** Given instruction **
Will you transcribe the entries that follow, exactly and in full?

** Records supplied **

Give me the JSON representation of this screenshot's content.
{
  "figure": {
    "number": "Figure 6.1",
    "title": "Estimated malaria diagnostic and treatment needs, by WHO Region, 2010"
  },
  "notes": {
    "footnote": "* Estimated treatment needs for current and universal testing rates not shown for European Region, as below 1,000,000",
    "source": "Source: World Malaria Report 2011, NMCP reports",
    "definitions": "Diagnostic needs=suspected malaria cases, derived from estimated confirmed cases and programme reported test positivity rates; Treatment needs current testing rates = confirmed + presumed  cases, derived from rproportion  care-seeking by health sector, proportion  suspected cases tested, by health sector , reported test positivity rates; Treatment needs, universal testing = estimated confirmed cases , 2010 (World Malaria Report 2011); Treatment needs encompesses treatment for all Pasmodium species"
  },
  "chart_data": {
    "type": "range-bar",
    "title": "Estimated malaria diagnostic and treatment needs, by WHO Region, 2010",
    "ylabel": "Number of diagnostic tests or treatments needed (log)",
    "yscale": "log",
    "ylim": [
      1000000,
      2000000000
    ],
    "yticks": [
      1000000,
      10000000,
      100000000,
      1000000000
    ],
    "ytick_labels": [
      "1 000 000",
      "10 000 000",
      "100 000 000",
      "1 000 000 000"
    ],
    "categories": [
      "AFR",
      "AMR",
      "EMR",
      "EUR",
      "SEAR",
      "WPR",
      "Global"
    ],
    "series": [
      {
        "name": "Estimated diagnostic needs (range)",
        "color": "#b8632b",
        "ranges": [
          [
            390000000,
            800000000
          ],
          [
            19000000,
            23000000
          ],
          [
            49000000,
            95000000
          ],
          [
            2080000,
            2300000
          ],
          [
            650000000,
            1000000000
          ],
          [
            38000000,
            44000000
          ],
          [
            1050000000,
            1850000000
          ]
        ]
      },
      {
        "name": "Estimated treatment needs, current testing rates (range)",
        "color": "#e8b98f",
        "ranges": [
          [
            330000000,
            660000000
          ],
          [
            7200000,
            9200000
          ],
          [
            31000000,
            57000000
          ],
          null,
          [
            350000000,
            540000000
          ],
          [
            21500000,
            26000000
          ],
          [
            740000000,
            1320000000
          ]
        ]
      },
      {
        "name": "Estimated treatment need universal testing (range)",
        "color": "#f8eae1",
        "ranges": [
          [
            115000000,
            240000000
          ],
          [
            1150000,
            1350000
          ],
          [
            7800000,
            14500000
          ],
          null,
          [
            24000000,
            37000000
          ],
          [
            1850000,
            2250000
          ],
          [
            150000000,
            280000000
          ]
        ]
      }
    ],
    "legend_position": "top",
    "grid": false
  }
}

** The result **
Give me the JSON representation of this screenshot's content.
{
  "figure": {
    "number": "Figure 6.1",
    "title": "Estimated malaria diagnostic and treatment needs, by WHO Region, 2010"
  },
  "notes": {
    "footnote": "* Estimated treatment needs for current and universal testing rates not shown for European Region, as below 1,000,000",
    "source": "Source: World Malaria Report 2011, NMCP reports",
    "definitions": "Diagnostic needs=suspected malaria cases, derived from estimated confirmed cases and programme reported test positivity rates; Treatment needs current testing rates = confirmed + presumed  cases, derived from rproportion  care-seeking by health sector, proportion  suspected cases tested, by health sector , reported test positivity rates; Treatment needs, universal testing = estimated confirmed cases , 2010 (World Malaria Report 2011); Treatment needs encompesses treatment for all Pasmodium species"
  },
  "chart_data": {
    "type": "range-bar",
    "title": "Estimated malaria diagnostic and treatment needs, by WHO Region, 2010",
    "ylabel": "Number of diagnostic tests or treatments needed (log)",
    "yscale": "log",
    "ylim": [
      1000000,
      2000000000
    ],
    "yticks": [
      1000000,
      10000000,
      100000000,
      1000000000
    ],
    "ytick_labels": [
      "1 000 000",
      "10 000 000",
      "100 000 000",
      "1 000 000 000"
    ],
    "categories": [
      "AFR",
      "AMR",
      "EMR",
      "EUR",
      "SEAR",
      "WPR",
      "Global"
    ],
    "series": [
      {
        "name": "Estimated diagnostic needs (range)",
        "color": "#b8632b",
        "ranges": [
          [
            390000000,
            800000000
          ],
          [
            19000000,
            23000000
          ],
          [
            49000000,
            95000000
          ],
          [
            2080000,
            2300000
          ],
          [
            650000000,
            1000000000
          ],
          [
            38000000,
            44000000
          ],
          [
            1050000000,
            1850000000
          ]
        ]
      },
      {
        "name": "Estimated treatment needs, current testing rates (range)",
        "color": "#e8b98f",
        "ranges": [
          [
            330000000,
            660000000
          ],
          [
            7200000,
            9200000
          ],
          [
            31000000,
            57000000
          ],
          null,
          [
            350000000,
            540000000
          ],
          [
            21500000,
            26000000
          ],
          [
            740000000,
            1320000000
          ]
        ]
      },
      {
        "name": "Estimated treatment need universal testing (range)",
        "color": "#f8eae1",
        "ranges": [
          [
            115000000,
            240000000
          ],
          [
            1150000,
            1350000
          ],
          [
            7800000,
            14500000
          ],
          null,
          [
            24000000,
            37000000
          ],
          [
            1850000,
            2250000
          ],
          [
            150000000,
            280000000
          ]
        ]
      }
    ],
    "legend_position": "top",
    "grid": false
  }
}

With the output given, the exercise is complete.